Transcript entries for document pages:
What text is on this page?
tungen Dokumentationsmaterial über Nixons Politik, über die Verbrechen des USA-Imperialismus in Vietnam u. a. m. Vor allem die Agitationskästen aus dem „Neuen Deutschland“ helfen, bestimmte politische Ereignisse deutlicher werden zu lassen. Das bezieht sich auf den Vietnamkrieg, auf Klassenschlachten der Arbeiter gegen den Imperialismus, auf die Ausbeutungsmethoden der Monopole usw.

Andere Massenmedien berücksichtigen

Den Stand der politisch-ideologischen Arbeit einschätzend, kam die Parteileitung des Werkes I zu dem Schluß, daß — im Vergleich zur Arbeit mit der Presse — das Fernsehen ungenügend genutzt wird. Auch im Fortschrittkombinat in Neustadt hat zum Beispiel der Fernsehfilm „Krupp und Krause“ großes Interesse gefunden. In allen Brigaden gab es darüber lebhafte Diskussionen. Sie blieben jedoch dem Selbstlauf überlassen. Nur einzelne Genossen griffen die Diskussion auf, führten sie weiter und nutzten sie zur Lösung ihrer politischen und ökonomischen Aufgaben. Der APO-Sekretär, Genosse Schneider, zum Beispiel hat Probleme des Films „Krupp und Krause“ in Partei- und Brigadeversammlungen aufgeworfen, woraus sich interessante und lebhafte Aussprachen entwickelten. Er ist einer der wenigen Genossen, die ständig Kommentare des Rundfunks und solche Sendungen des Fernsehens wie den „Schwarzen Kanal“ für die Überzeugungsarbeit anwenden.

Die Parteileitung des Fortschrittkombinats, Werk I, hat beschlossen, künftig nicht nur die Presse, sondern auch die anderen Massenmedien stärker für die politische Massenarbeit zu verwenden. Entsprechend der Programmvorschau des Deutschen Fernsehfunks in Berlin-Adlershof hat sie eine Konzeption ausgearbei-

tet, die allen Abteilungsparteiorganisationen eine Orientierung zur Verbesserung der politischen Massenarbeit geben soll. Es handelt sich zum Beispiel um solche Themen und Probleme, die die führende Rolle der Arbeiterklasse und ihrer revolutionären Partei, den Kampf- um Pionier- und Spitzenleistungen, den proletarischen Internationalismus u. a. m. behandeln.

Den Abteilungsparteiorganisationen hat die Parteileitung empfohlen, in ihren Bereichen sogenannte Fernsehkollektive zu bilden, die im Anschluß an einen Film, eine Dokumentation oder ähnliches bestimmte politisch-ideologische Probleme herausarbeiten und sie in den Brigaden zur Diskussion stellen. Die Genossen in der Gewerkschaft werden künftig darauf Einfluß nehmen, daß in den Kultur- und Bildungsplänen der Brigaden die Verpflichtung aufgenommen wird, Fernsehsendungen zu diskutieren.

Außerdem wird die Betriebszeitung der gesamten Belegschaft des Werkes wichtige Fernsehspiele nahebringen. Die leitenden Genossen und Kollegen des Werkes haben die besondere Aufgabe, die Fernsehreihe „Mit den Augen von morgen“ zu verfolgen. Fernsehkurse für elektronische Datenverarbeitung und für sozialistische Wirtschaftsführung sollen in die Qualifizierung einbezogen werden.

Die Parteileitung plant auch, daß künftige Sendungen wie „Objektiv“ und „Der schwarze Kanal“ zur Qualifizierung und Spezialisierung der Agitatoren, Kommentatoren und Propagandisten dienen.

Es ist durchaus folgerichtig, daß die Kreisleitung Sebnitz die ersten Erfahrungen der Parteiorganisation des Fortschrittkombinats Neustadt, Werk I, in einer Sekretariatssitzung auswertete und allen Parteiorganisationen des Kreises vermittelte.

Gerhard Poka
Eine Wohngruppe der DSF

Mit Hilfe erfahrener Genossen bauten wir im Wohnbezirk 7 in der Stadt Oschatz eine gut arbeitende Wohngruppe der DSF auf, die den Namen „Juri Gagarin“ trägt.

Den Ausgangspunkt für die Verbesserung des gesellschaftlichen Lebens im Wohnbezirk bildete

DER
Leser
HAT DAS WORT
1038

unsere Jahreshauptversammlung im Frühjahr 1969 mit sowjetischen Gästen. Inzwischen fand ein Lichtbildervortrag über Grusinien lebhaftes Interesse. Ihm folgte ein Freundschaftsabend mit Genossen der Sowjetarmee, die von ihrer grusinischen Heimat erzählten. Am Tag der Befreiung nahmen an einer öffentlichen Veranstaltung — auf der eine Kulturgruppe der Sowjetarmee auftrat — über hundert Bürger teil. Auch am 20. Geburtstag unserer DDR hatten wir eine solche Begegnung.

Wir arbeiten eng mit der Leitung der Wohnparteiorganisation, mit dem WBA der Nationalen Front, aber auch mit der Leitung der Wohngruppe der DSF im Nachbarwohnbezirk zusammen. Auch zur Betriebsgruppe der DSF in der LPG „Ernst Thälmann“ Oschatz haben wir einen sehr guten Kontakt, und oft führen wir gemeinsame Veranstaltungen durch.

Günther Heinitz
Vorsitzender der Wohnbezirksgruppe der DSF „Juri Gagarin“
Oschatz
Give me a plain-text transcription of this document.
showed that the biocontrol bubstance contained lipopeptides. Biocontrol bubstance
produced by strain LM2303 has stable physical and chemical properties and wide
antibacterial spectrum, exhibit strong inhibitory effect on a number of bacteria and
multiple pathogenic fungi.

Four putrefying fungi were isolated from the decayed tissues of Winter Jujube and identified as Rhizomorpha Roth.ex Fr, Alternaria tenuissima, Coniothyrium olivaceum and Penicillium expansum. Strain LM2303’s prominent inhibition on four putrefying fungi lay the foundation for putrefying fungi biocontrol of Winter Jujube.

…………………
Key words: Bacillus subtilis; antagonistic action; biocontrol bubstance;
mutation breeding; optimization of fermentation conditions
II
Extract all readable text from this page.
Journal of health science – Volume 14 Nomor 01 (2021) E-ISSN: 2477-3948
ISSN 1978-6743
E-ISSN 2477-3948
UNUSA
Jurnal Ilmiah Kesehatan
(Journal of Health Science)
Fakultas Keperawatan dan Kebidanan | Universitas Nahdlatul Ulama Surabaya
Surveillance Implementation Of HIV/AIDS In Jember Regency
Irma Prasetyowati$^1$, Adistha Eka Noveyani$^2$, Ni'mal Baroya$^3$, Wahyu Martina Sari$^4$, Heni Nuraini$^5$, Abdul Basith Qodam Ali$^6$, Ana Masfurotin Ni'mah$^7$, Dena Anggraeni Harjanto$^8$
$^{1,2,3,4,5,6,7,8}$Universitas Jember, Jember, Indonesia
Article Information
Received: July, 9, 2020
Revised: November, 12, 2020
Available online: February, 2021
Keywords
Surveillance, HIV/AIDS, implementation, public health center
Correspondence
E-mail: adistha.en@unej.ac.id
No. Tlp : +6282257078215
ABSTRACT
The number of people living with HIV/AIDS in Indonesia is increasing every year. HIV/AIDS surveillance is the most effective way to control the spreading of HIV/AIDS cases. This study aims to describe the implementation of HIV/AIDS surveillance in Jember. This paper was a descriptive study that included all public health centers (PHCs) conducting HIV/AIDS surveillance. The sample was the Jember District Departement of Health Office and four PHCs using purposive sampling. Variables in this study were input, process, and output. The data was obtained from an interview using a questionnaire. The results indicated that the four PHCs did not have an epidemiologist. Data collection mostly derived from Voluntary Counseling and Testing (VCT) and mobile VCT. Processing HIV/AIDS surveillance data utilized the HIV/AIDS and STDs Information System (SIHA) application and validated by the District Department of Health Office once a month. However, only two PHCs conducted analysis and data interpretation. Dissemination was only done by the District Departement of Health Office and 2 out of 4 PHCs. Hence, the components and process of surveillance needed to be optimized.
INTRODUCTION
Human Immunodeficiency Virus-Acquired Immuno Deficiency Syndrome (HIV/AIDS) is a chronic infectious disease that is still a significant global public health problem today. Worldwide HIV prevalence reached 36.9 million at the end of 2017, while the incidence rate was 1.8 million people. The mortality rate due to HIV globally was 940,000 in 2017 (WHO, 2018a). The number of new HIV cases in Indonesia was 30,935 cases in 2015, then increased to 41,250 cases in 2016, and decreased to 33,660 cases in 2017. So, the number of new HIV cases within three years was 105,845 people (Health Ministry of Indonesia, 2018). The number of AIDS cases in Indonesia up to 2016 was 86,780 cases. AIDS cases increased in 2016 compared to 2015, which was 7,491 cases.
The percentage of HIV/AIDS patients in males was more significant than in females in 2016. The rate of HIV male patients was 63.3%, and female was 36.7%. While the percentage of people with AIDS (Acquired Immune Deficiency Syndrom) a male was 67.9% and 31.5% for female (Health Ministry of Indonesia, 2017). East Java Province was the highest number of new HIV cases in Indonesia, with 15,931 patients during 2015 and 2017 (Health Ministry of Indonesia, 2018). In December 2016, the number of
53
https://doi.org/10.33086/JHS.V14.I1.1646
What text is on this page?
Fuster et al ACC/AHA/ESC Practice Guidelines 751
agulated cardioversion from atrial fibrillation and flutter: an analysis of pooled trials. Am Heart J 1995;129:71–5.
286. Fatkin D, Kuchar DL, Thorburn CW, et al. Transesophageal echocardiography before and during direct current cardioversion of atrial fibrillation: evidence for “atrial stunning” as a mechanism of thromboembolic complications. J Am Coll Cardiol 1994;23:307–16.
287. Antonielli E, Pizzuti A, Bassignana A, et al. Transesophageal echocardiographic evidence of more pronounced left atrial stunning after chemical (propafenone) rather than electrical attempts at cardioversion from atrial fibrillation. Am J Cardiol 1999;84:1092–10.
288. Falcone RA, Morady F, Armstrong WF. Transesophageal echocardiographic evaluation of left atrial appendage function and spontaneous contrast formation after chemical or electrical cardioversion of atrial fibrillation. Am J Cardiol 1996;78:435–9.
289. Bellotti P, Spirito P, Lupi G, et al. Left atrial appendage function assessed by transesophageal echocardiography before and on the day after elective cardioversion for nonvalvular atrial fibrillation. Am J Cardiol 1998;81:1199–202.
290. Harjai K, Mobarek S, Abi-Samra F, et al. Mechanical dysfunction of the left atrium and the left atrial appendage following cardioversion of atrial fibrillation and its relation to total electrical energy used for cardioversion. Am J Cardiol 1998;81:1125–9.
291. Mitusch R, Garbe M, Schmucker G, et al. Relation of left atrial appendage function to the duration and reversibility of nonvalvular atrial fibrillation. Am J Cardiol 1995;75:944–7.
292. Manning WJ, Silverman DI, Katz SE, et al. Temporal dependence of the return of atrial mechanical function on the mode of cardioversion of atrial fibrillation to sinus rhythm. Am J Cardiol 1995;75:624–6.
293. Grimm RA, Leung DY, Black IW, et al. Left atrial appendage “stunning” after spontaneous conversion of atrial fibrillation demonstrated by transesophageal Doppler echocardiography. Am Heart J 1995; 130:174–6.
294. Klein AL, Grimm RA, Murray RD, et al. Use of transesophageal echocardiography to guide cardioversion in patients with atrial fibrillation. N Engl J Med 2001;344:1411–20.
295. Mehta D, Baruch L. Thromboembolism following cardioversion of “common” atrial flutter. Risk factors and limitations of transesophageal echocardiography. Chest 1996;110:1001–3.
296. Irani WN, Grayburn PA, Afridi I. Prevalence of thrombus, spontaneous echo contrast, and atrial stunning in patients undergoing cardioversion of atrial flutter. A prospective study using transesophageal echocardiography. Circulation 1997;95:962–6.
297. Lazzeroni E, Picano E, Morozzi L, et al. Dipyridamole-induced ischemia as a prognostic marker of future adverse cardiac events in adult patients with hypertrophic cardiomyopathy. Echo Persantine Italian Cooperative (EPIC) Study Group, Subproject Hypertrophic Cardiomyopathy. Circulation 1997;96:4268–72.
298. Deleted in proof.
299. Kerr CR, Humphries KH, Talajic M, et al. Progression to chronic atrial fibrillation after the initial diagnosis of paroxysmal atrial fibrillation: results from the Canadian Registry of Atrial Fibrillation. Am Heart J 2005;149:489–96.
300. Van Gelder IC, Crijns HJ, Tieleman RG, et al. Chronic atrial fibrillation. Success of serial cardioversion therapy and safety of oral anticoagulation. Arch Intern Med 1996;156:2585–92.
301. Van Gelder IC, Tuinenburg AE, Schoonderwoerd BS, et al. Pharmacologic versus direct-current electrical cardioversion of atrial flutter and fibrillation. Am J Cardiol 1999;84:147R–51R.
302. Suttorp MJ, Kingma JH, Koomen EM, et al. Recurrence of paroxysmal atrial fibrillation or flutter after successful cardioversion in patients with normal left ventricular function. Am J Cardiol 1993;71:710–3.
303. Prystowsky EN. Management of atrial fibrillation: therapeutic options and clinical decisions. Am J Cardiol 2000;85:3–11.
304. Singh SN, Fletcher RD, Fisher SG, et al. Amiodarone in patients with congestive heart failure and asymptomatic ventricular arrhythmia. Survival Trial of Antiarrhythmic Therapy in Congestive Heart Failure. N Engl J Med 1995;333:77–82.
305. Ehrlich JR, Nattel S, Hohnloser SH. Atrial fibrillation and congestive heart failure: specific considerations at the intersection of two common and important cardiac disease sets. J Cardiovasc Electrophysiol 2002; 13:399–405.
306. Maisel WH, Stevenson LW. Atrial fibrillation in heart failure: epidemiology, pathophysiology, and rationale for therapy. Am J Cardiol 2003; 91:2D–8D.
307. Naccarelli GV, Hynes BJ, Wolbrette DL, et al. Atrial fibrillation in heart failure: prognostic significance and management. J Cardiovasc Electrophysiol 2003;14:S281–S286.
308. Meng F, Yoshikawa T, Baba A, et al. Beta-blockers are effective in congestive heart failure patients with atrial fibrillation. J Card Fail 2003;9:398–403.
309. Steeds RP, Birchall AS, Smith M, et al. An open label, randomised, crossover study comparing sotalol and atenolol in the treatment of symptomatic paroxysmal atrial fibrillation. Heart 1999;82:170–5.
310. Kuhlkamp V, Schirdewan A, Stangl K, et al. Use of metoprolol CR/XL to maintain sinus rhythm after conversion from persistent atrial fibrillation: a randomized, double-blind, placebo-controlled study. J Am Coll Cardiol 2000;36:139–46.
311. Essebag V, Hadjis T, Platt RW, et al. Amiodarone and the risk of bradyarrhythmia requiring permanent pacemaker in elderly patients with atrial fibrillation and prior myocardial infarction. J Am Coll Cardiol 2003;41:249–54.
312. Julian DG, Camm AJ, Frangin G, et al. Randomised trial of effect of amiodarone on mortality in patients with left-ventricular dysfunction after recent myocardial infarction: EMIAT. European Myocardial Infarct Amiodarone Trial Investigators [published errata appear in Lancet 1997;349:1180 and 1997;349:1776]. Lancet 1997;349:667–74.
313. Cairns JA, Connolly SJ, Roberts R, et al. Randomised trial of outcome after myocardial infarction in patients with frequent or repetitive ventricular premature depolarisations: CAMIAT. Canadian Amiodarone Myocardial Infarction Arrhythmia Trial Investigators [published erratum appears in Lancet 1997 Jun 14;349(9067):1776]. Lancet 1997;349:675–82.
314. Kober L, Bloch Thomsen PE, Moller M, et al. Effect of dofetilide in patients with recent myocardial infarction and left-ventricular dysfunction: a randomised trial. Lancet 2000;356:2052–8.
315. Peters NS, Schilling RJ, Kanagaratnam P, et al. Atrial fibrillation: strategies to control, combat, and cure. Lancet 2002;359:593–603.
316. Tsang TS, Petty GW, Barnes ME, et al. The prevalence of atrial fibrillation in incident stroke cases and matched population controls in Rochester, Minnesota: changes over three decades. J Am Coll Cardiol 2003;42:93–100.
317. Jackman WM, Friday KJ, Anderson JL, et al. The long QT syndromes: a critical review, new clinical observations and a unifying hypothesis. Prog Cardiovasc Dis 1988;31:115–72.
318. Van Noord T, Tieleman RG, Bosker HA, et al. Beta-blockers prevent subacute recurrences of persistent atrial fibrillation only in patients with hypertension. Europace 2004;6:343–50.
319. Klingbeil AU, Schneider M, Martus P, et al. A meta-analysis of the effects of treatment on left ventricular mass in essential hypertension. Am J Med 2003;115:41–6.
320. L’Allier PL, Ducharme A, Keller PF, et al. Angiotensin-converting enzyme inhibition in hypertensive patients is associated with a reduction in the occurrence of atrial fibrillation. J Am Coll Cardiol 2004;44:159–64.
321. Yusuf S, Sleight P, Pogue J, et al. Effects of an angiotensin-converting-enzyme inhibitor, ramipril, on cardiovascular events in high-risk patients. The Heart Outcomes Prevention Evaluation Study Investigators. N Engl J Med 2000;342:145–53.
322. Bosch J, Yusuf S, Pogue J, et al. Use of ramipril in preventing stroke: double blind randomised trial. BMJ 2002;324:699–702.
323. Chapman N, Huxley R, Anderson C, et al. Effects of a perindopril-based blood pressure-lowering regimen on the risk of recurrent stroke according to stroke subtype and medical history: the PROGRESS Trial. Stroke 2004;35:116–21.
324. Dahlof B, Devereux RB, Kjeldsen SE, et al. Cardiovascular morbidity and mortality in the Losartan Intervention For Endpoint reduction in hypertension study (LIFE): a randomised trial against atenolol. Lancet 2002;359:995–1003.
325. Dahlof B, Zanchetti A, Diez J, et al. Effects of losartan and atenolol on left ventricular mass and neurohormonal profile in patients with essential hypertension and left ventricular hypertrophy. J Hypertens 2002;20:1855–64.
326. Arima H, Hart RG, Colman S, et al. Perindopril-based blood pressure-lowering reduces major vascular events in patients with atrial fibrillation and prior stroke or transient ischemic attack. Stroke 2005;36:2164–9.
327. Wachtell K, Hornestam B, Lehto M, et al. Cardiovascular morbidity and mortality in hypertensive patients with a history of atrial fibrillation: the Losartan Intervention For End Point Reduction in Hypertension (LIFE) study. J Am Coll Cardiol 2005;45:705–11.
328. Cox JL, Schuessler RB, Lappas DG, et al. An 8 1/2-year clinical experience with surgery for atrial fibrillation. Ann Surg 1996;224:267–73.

**WORK TO COMPLETE:** Above are the records; copy each line from them that includes the string "Brigaden".

**TASK ANSWER:**
Den Stand der politisch-ideologischen Arbeit einschätzend, kam die Parteileitung des Werkes I zu dem Schluß, daß — im Vergleich zur Arbeit mit der Presse — das Fernsehen ungenügend genutzt wird. Auch im Fortschrittkombinat in Neustadt hat zum Beispiel der Fernsehfilm „Krupp und Krause“ großes Interesse gefunden. In allen Brigaden gab es darüber lebhafte Diskussionen. Sie blieben jedoch dem Selbstlauf überlassen. Nur einzelne Genossen griffen die Diskussion auf, führten sie weiter und nutzten sie zur Lösung ihrer politischen und ökonomischen Aufgaben. Der APO-Sekretär, Genosse Schneider, zum Beispiel hat Probleme des Films „Krupp und Krause“ in Partei- und Brigadeversammlungen aufgeworfen, woraus sich interessante und lebhafte Aussprachen entwickelten. Er ist einer der wenigen Genossen, die ständig Kommentare des Rundfunks und solche Sendungen des Fernsehens wie den „Schwarzen Kanal“ für die Überzeugungsarbeit anwenden.
Den Abteilungsparteiorganisationen hat die Parteileitung empfohlen, in ihren Bereichen sogenannte Fernsehkollektive zu bilden, die im Anschluß an einen Film, eine Dokumentation oder ähnliches bestimmte politisch-ideologische Probleme herausarbeiten und sie in den Brigaden zur Diskussion stellen. Die Genossen in der Gewerkschaft werden künftig darauf Einfluß nehmen, daß in den Kultur- und Bildungsplänen der Brigaden die Verpflichtung aufgenommen wird, Fernsehsendungen zu diskutieren.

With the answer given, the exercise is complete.